AIM :: Copy out the listing that follows, exactly, without its pictures.

(Dataset excerpt)
※

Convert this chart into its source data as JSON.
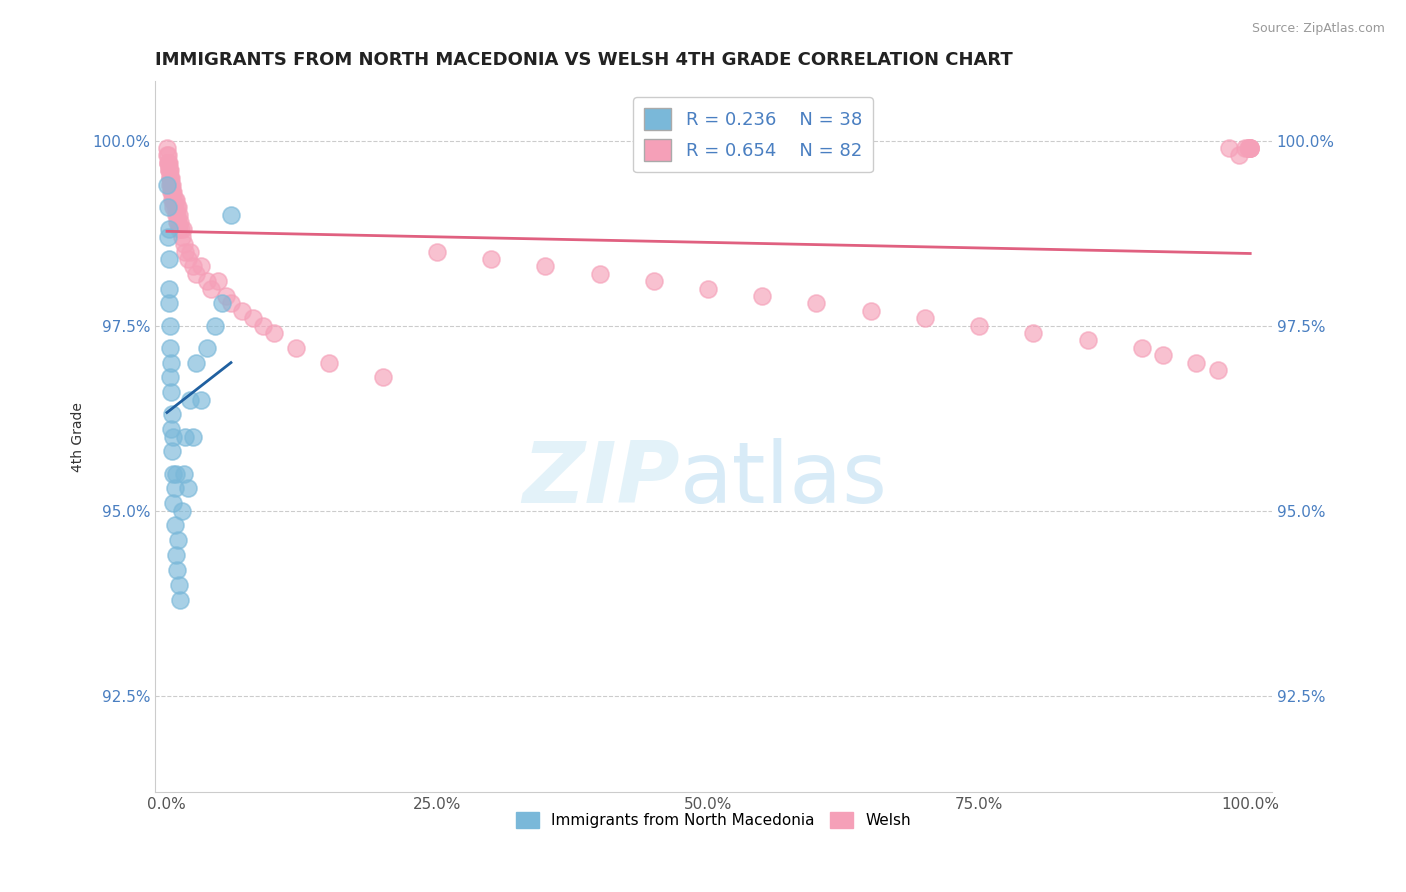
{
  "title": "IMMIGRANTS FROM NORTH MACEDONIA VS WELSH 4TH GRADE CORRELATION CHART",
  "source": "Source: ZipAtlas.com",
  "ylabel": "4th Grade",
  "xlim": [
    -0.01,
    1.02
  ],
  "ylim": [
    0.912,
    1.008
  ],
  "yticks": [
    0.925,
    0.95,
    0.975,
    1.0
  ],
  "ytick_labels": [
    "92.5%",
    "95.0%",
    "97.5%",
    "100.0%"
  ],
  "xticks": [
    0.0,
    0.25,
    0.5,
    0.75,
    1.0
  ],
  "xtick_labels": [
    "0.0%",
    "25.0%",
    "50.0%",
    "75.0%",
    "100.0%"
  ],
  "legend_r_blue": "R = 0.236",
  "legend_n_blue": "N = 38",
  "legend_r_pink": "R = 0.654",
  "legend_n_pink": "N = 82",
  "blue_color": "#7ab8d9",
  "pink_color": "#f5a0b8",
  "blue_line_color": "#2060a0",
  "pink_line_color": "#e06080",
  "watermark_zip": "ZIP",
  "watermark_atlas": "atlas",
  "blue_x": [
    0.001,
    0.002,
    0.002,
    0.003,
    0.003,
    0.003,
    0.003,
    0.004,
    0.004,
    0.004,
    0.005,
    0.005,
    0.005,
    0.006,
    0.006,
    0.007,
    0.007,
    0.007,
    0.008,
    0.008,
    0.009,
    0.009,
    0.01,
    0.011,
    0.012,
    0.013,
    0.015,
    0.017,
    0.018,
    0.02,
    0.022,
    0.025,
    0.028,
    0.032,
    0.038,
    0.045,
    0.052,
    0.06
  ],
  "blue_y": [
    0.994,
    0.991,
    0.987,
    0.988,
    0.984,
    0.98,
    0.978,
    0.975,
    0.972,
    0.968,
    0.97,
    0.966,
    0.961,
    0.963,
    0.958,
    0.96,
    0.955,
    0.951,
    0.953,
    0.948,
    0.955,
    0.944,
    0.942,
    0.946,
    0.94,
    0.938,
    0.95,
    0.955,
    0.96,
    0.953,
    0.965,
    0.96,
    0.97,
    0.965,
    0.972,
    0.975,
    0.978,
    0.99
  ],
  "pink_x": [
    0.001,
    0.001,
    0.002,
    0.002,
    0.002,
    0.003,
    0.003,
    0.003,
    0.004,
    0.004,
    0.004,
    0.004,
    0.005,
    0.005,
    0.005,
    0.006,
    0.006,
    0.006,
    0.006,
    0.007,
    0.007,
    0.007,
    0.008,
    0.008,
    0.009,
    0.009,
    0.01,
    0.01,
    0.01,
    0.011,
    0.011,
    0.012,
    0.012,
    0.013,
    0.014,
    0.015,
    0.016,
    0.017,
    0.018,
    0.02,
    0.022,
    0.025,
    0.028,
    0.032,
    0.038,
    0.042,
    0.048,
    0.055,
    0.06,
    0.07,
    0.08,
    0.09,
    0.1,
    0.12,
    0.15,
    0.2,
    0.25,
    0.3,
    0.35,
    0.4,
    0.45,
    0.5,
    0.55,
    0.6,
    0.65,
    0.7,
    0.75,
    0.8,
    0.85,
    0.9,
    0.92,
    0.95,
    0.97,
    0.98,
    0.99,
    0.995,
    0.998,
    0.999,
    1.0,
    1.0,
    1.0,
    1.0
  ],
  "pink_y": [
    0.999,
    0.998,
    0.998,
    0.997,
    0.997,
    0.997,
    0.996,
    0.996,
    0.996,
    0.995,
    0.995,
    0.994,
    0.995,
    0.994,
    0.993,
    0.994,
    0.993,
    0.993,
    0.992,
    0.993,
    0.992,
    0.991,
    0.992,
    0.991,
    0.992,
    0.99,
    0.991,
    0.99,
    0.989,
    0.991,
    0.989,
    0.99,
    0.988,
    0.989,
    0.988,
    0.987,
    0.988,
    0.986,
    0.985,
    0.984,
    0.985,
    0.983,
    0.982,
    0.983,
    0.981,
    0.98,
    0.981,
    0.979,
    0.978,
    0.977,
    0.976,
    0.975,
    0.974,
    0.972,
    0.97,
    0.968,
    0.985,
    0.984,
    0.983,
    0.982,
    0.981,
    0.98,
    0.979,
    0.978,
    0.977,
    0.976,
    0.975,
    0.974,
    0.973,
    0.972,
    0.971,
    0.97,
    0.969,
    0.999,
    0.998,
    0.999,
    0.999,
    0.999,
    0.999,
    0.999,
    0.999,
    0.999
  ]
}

※

RESULT OF THIS TASK ::
Convert this chart into its source data as JSON.
{
  "title": "IMMIGRANTS FROM NORTH MACEDONIA VS WELSH 4TH GRADE CORRELATION CHART",
  "source": "Source: ZipAtlas.com",
  "ylabel": "4th Grade",
  "xlim": [
    -0.01,
    1.02
  ],
  "ylim": [
    0.912,
    1.008
  ],
  "yticks": [
    0.925,
    0.95,
    0.975,
    1.0
  ],
  "ytick_labels": [
    "92.5%",
    "95.0%",
    "97.5%",
    "100.0%"
  ],
  "xticks": [
    0.0,
    0.25,
    0.5,
    0.75,
    1.0
  ],
  "xtick_labels": [
    "0.0%",
    "25.0%",
    "50.0%",
    "75.0%",
    "100.0%"
  ],
  "legend_r_blue": "R = 0.236",
  "legend_n_blue": "N = 38",
  "legend_r_pink": "R = 0.654",
  "legend_n_pink": "N = 82",
  "blue_color": "#7ab8d9",
  "pink_color": "#f5a0b8",
  "blue_line_color": "#2060a0",
  "pink_line_color": "#e06080",
  "watermark_zip": "ZIP",
  "watermark_atlas": "atlas",
  "blue_x": [
    0.001,
    0.002,
    0.002,
    0.003,
    0.003,
    0.003,
    0.003,
    0.004,
    0.004,
    0.004,
    0.005,
    0.005,
    0.005,
    0.006,
    0.006,
    0.007,
    0.007,
    0.007,
    0.008,
    0.008,
    0.009,
    0.009,
    0.01,
    0.011,
    0.012,
    0.013,
    0.015,
    0.017,
    0.018,
    0.02,
    0.022,
    0.025,
    0.028,
    0.032,
    0.038,
    0.045,
    0.052,
    0.06
  ],
  "blue_y": [
    0.994,
    0.991,
    0.987,
    0.988,
    0.984,
    0.98,
    0.978,
    0.975,
    0.972,
    0.968,
    0.97,
    0.966,
    0.961,
    0.963,
    0.958,
    0.96,
    0.955,
    0.951,
    0.953,
    0.948,
    0.955,
    0.944,
    0.942,
    0.946,
    0.94,
    0.938,
    0.95,
    0.955,
    0.96,
    0.953,
    0.965,
    0.96,
    0.97,
    0.965,
    0.972,
    0.975,
    0.978,
    0.99
  ],
  "pink_x": [
    0.001,
    0.001,
    0.002,
    0.002,
    0.002,
    0.003,
    0.003,
    0.003,
    0.004,
    0.004,
    0.004,
    0.004,
    0.005,
    0.005,
    0.005,
    0.006,
    0.006,
    0.006,
    0.006,
    0.007,
    0.007,
    0.007,
    0.008,
    0.008,
    0.009,
    0.009,
    0.01,
    0.01,
    0.01,
    0.011,
    0.011,
    0.012,
    0.012,
    0.013,
    0.014,
    0.015,
    0.016,
    0.017,
    0.018,
    0.02,
    0.022,
    0.025,
    0.028,
    0.032,
    0.038,
    0.042,
    0.048,
    0.055,
    0.06,
    0.07,
    0.08,
    0.09,
    0.1,
    0.12,
    0.15,
    0.2,
    0.25,
    0.3,
    0.35,
    0.4,
    0.45,
    0.5,
    0.55,
    0.6,
    0.65,
    0.7,
    0.75,
    0.8,
    0.85,
    0.9,
    0.92,
    0.95,
    0.97,
    0.98,
    0.99,
    0.995,
    0.998,
    0.999,
    1.0,
    1.0,
    1.0,
    1.0
  ],
  "pink_y": [
    0.999,
    0.998,
    0.998,
    0.997,
    0.997,
    0.997,
    0.996,
    0.996,
    0.996,
    0.995,
    0.995,
    0.994,
    0.995,
    0.994,
    0.993,
    0.994,
    0.993,
    0.993,
    0.992,
    0.993,
    0.992,
    0.991,
    0.992,
    0.991,
    0.992,
    0.99,
    0.991,
    0.99,
    0.989,
    0.991,
    0.989,
    0.99,
    0.988,
    0.989,
    0.988,
    0.987,
    0.988,
    0.986,
    0.985,
    0.984,
    0.985,
    0.983,
    0.982,
    0.983,
    0.981,
    0.98,
    0.981,
    0.979,
    0.978,
    0.977,
    0.976,
    0.975,
    0.974,
    0.972,
    0.97,
    0.968,
    0.985,
    0.984,
    0.983,
    0.982,
    0.981,
    0.98,
    0.979,
    0.978,
    0.977,
    0.976,
    0.975,
    0.974,
    0.973,
    0.972,
    0.971,
    0.97,
    0.969,
    0.999,
    0.998,
    0.999,
    0.999,
    0.999,
    0.999,
    0.999,
    0.999,
    0.999
  ]
}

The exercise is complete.